## Acciones requeridas
a. Según el fragmento sobre fitonimia almeriense, ¿qué nombres recibe en Almería la especie Euphorbia spp.?
b. Reanuda el fragmento sobre fitonimia almeriense a partir de su última oración.

## Extracto del documento
+-------+
Concluimos, pues, con gozo el repaso a un espléndido glosario de fitonimia silvestre almeriense que nos deparó numerosas sorpresas y nos enriqueció con curiosas noticias, ideas útiles, ancestrales saberes y atinadas conclusiones de carácter geobotánico, ecológico, histórico-documental, lingüístico-etnográfico, ideológico y cultural, en suma. Tan documentado tratado sobre plantas silvestres, incluidas las que en la comunidad rural fueron base de la alimentación humana, es muy oportuno y bien venido en unos tiempos como los que corren, con la multiplicación del interés por el medio ambiente, la agricultura biológica, los cultivos transgénicos, la ingeniería genética y los cultivos hortofrutícolas en los propios invernaderos almerienses[5].

 

Manuel Galeote

Universidad de Berna


 

[1] Buena prueba del interés que experimentó Rojas Clemente y Rubio por la flora andaluza es el homenaje científico que se le rindió al dedicársele uno de los taxones endémicos de Sierra Nevada, la Festuca clementei Boiss, popularmente llamada espigón en el mundo rural (págs. 12-13, nota 10). Torres Montes ha dedicado especial interés a la obra de este botánico “olvidado”, cuya formación enciclopedista le llevó a acumular noticias históricas, etnográficas y lingüísticas de gran interés, vid. F. Torres Montes, “La caracterización de las hablas andaluzas de Simón de Rojas Clemente”, Romanistisches Jahrbuch, 52 (2001), págs. 323-359.

[2] Véase la clasificación de las págs. 327-330 y las áreas geográfico-lingüísticas perfiladas por la distribución de formas léxicas como ababol, alcancil, algarrobo morisco, aliaga, boja, cantigüeso, cebollera morisca, espantagusanos, hiel de la tierra, matapán de regadío, margarita borde, mariselva, matamosquera, matapollera, mojigato, mojino, olivardiza, orejicas de liebre, palera, palmizón, pantagusanos, patagallina, pincho barrillero, quiebraollas, rabogato, rascaviejas blancas, tuera, varicas de sanjosé o zapaticos de la virgen.

[3] Por ejemplo, dentro de la familia de las Euforbiáceas (págs. 145-149), se estudia la especie Euphorbia spp., llamada en Almería lechiterna, lecheterna y chirrigüela.
+-------+
## Listado
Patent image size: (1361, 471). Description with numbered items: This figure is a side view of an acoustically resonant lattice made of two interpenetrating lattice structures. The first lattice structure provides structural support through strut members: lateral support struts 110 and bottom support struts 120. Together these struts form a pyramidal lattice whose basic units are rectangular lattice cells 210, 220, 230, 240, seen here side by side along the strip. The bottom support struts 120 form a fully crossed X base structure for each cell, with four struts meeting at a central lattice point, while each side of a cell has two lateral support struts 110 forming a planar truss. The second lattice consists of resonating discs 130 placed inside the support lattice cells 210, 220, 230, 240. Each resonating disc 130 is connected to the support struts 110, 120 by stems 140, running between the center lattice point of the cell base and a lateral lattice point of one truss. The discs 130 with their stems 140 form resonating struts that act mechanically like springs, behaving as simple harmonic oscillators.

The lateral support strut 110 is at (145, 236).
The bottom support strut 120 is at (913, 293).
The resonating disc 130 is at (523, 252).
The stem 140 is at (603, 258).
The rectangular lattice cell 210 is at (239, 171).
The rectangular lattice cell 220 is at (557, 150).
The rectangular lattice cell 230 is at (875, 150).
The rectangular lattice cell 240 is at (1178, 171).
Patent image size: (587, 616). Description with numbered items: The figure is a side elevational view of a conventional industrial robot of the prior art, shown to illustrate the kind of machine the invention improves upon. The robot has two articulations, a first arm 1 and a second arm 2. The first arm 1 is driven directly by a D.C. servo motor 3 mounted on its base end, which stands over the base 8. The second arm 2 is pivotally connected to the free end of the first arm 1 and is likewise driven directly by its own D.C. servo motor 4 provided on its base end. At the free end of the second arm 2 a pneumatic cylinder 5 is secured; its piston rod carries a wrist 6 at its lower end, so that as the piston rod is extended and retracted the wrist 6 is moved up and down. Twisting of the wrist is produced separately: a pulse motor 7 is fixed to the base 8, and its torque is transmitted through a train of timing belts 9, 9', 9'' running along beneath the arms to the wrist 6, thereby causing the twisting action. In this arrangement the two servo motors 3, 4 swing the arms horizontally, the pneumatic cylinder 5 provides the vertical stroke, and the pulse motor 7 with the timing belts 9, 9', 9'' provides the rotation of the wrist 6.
+-------+
## Resultados
a. Lechiterna, lecheterna y chirrigüela.

b.
[4] No se le escapó a Covarrubias que esta yerba viperina desprendía abundante jugo lechoso, de propiedades curativas antiponzoñosas, que al parecer ya eran conocidas por la medicina árabe.

[5] Resultan muy a propósito las dramáticas observaciones de Simón de Rojas Clemente (1805) que Torres Montes trae a colación sobre la miserable dieta que soportaban los campesinos en momentos de precariedad económica: “Los muchos cortijos de Cabo de Gata son casi todos de dueños que viven en Almería. Una serie de malas cosechas los tiene en la mayor miseria; está contento el que tiene por todo alimento gachas de panizo y es rey quien come su cocina de habas con un pedazo de maiza (‘pan hecho con harina de maíz’). Así en el Cabo comen de casi todas las hierbas silvestres hervidas”; “es un año de tanta hambre que las yerbas nunca comidas han sido el alimento casi único de muchos”; “todas estas hierbas, especialmente el hinojo y alguna más son casi la única verdura que en esta temporada comen con mucho aprecio en todo lo que he corrido hasta Roquetas [...] Los Moros debieron de dejarles el uso de comer tantas plantas que es menester recomendar a otras provincias nuestras; el cogerlas para vender es la subsistencia de muchos pobres”; “en Vera, como tienen playa, comen pocas yerbas, mas sí hinojos y cardillos” (pág. 17 y n. 16).